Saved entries
>>

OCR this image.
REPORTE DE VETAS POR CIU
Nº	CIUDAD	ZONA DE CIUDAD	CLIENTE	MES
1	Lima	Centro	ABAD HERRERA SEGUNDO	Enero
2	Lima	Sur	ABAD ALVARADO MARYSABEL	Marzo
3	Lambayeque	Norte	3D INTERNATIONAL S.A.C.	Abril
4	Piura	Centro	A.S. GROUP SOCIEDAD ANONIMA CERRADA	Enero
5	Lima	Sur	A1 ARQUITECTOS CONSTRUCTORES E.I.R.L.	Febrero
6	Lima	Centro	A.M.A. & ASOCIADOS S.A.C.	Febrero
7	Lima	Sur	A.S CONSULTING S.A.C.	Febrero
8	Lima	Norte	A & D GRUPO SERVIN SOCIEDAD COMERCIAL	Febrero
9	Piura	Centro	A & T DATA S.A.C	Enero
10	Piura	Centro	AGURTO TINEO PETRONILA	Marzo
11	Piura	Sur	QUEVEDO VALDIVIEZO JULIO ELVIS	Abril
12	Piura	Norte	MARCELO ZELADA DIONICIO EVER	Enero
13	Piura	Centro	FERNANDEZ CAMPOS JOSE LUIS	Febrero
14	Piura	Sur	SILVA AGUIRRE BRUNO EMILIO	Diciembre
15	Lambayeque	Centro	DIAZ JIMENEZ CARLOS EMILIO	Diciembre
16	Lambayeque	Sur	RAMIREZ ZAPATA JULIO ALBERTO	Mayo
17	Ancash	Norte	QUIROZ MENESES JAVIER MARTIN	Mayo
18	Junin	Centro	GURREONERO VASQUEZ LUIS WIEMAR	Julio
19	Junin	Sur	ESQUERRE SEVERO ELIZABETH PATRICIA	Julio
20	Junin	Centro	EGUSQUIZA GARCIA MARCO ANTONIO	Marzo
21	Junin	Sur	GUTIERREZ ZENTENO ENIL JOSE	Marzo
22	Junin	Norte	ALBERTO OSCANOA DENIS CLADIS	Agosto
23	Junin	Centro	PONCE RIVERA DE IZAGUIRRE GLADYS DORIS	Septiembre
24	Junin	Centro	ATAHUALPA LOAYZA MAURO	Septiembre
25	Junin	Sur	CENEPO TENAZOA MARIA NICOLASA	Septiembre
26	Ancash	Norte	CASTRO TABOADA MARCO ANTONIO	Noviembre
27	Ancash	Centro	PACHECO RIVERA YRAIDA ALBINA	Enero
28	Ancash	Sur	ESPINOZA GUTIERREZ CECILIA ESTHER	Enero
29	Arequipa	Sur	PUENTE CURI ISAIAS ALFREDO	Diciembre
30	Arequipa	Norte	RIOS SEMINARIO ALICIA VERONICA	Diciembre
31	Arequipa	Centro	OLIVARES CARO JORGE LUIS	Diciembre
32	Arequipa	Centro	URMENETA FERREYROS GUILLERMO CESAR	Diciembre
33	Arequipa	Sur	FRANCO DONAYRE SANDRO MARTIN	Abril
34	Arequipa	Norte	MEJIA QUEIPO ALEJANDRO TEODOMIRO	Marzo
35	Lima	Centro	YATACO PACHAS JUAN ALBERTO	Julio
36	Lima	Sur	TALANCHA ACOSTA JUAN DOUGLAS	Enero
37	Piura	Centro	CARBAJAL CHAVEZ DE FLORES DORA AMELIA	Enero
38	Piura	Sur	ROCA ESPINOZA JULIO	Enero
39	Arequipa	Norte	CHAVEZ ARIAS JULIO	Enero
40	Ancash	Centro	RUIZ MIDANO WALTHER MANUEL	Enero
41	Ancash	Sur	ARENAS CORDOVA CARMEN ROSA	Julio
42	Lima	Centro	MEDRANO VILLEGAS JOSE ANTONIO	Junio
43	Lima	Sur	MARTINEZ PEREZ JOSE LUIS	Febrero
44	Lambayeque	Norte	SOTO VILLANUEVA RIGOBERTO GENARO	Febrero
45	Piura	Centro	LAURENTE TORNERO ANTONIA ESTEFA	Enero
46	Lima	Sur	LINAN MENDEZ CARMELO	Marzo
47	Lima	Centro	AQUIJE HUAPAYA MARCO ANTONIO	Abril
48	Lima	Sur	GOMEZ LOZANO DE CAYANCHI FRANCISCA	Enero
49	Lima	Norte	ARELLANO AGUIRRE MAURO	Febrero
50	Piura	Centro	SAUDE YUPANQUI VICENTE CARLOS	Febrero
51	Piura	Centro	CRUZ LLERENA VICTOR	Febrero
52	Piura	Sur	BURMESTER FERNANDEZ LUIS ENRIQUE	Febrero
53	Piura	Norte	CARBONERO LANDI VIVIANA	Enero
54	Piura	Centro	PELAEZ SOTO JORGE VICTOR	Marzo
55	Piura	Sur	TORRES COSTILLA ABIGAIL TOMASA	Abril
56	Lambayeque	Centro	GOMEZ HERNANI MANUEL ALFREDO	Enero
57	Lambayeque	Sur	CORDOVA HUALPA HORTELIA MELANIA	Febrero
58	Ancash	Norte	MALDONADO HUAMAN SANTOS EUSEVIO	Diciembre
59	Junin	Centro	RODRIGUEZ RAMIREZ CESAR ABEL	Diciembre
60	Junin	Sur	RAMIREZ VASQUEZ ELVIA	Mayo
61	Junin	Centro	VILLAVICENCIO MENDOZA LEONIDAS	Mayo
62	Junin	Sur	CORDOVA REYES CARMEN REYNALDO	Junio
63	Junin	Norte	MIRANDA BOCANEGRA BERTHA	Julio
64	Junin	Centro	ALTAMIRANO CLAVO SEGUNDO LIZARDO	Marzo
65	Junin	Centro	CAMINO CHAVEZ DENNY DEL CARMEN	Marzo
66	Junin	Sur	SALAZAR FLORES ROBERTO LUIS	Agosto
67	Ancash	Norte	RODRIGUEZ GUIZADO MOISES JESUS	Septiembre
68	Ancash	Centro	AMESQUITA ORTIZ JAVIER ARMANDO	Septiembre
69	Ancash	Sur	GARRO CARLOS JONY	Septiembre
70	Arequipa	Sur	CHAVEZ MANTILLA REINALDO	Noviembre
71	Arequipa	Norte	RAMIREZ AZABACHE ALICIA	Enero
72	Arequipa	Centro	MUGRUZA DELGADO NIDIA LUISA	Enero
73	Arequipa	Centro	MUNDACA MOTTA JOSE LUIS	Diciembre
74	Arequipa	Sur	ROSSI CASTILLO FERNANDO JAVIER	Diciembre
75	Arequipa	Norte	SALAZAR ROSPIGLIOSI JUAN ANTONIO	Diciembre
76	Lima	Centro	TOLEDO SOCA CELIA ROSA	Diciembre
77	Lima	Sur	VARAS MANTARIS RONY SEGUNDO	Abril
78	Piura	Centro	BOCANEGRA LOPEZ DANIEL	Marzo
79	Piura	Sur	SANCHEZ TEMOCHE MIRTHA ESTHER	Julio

<<

Retype the records in full. Keep every line identical to the original.

OCR this image.
REPORTE DE VETAS POR CIU
Nº	CIUDAD	ZONA DE CIUDAD	CLIENTE	MES
1	Lima	Centro	ABAD HERRERA SEGUNDO	Enero
2	Lima	Sur	ABAD ALVARADO MARYSABEL	Marzo
3	Lambayeque	Norte	3D INTERNATIONAL S.A.C.	Abril
4	Piura	Centro	A.S. GROUP SOCIEDAD ANONIMA CERRADA	Enero
5	Lima	Sur	A1 ARQUITECTOS CONSTRUCTORES E.I.R.L.	Febrero
6	Lima	Centro	A.M.A. & ASOCIADOS S.A.C.	Febrero
7	Lima	Sur	A.S CONSULTING S.A.C.	Febrero
8	Lima	Norte	A & D GRUPO SERVIN SOCIEDAD COMERCIAL	Febrero
9	Piura	Centro	A & T DATA S.A.C	Enero
10	Piura	Centro	AGURTO TINEO PETRONILA	Marzo
11	Piura	Sur	QUEVEDO VALDIVIEZO JULIO ELVIS	Abril
12	Piura	Norte	MARCELO ZELADA DIONICIO EVER	Enero
13	Piura	Centro	FERNANDEZ CAMPOS JOSE LUIS	Febrero
14	Piura	Sur	SILVA AGUIRRE BRUNO EMILIO	Diciembre
15	Lambayeque	Centro	DIAZ JIMENEZ CARLOS EMILIO	Diciembre
16	Lambayeque	Sur	RAMIREZ ZAPATA JULIO ALBERTO	Mayo
17	Ancash	Norte	QUIROZ MENESES JAVIER MARTIN	Mayo
18	Junin	Centro	GURREONERO VASQUEZ LUIS WIEMAR	Julio
19	Junin	Sur	ESQUERRE SEVERO ELIZABETH PATRICIA	Julio
20	Junin	Centro	EGUSQUIZA GARCIA MARCO ANTONIO	Marzo
21	Junin	Sur	GUTIERREZ ZENTENO ENIL JOSE	Marzo
22	Junin	Norte	ALBERTO OSCANOA DENIS CLADIS	Agosto
23	Junin	Centro	PONCE RIVERA DE IZAGUIRRE GLADYS DORIS	Septiembre
24	Junin	Centro	ATAHUALPA LOAYZA MAURO	Septiembre
25	Junin	Sur	CENEPO TENAZOA MARIA NICOLASA	Septiembre
26	Ancash	Norte	CASTRO TABOADA MARCO ANTONIO	Noviembre
27	Ancash	Centro	PACHECO RIVERA YRAIDA ALBINA	Enero
28	Ancash	Sur	ESPINOZA GUTIERREZ CECILIA ESTHER	Enero
29	Arequipa	Sur	PUENTE CURI ISAIAS ALFREDO	Diciembre
30	Arequipa	Norte	RIOS SEMINARIO ALICIA VERONICA	Diciembre
31	Arequipa	Centro	OLIVARES CARO JORGE LUIS	Diciembre
32	Arequipa	Centro	URMENETA FERREYROS GUILLERMO CESAR	Diciembre
33	Arequipa	Sur	FRANCO DONAYRE SANDRO MARTIN	Abril
34	Arequipa	Norte	MEJIA QUEIPO ALEJANDRO TEODOMIRO	Marzo
35	Lima	Centro	YATACO PACHAS JUAN ALBERTO	Julio
36	Lima	Sur	TALANCHA ACOSTA JUAN DOUGLAS	Enero
37	Piura	Centro	CARBAJAL CHAVEZ DE FLORES DORA AMELIA	Enero
38	Piura	Sur	ROCA ESPINOZA JULIO	Enero
39	Arequipa	Norte	CHAVEZ ARIAS JULIO	Enero
40	Ancash	Centro	RUIZ MIDANO WALTHER MANUEL	Enero
41	Ancash	Sur	ARENAS CORDOVA CARMEN ROSA	Julio
42	Lima	Centro	MEDRANO VILLEGAS JOSE ANTONIO	Junio
43	Lima	Sur	MARTINEZ PEREZ JOSE LUIS	Febrero
44	Lambayeque	Norte	SOTO VILLANUEVA RIGOBERTO GENARO	Febrero
45	Piura	Centro	LAURENTE TORNERO ANTONIA ESTEFA	Enero
46	Lima	Sur	LINAN MENDEZ CARMELO	Marzo
47	Lima	Centro	AQUIJE HUAPAYA MARCO ANTONIO	Abril
48	Lima	Sur	GOMEZ LOZANO DE CAYANCHI FRANCISCA	Enero
49	Lima	Norte	ARELLANO AGUIRRE MAURO	Febrero
50	Piura	Centro	SAUDE YUPANQUI VICENTE CARLOS	Febrero
51	Piura	Centro	CRUZ LLERENA VICTOR	Febrero
52	Piura	Sur	BURMESTER FERNANDEZ LUIS ENRIQUE	Febrero
53	Piura	Norte	CARBONERO LANDI VIVIANA	Enero
54	Piura	Centro	PELAEZ SOTO JORGE VICTOR	Marzo
55	Piura	Sur	TORRES COSTILLA ABIGAIL TOMASA	Abril
56	Lambayeque	Centro	GOMEZ HERNANI MANUEL ALFREDO	Enero
57	Lambayeque	Sur	CORDOVA HUALPA HORTELIA MELANIA	Febrero
58	Ancash	Norte	MALDONADO HUAMAN SANTOS EUSEVIO	Diciembre
59	Junin	Centro	RODRIGUEZ RAMIREZ CESAR ABEL	Diciembre
60	Junin	Sur	RAMIREZ VASQUEZ ELVIA	Mayo
61	Junin	Centro	VILLAVICENCIO MENDOZA LEONIDAS	Mayo
62	Junin	Sur	CORDOVA REYES CARMEN REYNALDO	Junio
63	Junin	Norte	MIRANDA BOCANEGRA BERTHA	Julio
64	Junin	Centro	ALTAMIRANO CLAVO SEGUNDO LIZARDO	Marzo
65	Junin	Centro	CAMINO CHAVEZ DENNY DEL CARMEN	Marzo
66	Junin	Sur	SALAZAR FLORES ROBERTO LUIS	Agosto
67	Ancash	Norte	RODRIGUEZ GUIZADO MOISES JESUS	Septiembre
68	Ancash	Centro	AMESQUITA ORTIZ JAVIER ARMANDO	Septiembre
69	Ancash	Sur	GARRO CARLOS JONY	Septiembre
70	Arequipa	Sur	CHAVEZ MANTILLA REINALDO	Noviembre
71	Arequipa	Norte	RAMIREZ AZABACHE ALICIA	Enero
72	Arequipa	Centro	MUGRUZA DELGADO NIDIA LUISA	Enero
73	Arequipa	Centro	MUNDACA MOTTA JOSE LUIS	Diciembre
74	Arequipa	Sur	ROSSI CASTILLO FERNANDO JAVIER	Diciembre
75	Arequipa	Norte	SALAZAR ROSPIGLIOSI JUAN ANTONIO	Diciembre
76	Lima	Centro	TOLEDO SOCA CELIA ROSA	Diciembre
77	Lima	Sur	VARAS MANTARIS RONY SEGUNDO	Abril
78	Piura	Centro	BOCANEGRA LOPEZ DANIEL	Marzo
79	Piura	Sur	SANCHEZ TEMOCHE MIRTHA ESTHER	Julio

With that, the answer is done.